What is being asked: Type every record exactly as it appears.

Input data:
··········
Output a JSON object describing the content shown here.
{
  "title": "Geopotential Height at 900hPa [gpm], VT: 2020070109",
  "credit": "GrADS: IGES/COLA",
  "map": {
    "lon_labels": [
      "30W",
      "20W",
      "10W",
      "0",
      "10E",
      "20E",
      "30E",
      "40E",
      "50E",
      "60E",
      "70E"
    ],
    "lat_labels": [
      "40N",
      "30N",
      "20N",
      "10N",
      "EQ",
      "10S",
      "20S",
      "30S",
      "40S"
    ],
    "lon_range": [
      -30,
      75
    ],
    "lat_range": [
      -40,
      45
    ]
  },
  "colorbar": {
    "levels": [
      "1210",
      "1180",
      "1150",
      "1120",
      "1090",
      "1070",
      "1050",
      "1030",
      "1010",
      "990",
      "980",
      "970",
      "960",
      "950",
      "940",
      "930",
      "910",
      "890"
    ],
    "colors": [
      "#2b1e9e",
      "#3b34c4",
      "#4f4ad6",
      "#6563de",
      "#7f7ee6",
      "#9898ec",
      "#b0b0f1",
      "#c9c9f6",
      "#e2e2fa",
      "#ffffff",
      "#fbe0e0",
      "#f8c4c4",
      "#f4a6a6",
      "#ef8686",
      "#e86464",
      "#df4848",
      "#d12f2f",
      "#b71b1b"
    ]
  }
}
··········
Complete output:
Output a JSON object describing the content shown here.
{
  "title": "Geopotential Height at 900hPa [gpm], VT: 2020070109",
  "credit": "GrADS: IGES/COLA",
  "map": {
    "lon_labels": [
      "30W",
      "20W",
      "10W",
      "0",
      "10E",
      "20E",
      "30E",
      "40E",
      "50E",
      "60E",
      "70E"
    ],
    "lat_labels": [
      "40N",
      "30N",
      "20N",
      "10N",
      "EQ",
      "10S",
      "20S",
      "30S",
      "40S"
    ],
    "lon_range": [
      -30,
      75
    ],
    "lat_range": [
      -40,
      45
    ]
  },
  "colorbar": {
    "levels": [
      "1210",
      "1180",
      "1150",
      "1120",
      "1090",
      "1070",
      "1050",
      "1030",
      "1010",
      "990",
      "980",
      "970",
      "960",
      "950",
      "940",
      "930",
      "910",
      "890"
    ],
    "colors": [
      "#2b1e9e",
      "#3b34c4",
      "#4f4ad6",
      "#6563de",
      "#7f7ee6",
      "#9898ec",
      "#b0b0f1",
      "#c9c9f6",
      "#e2e2fa",
      "#ffffff",
      "#fbe0e0",
      "#f8c4c4",
      "#f4a6a6",
      "#ef8686",
      "#e86464",
      "#df4848",
      "#d12f2f",
      "#b71b1b"
    ]
  }
}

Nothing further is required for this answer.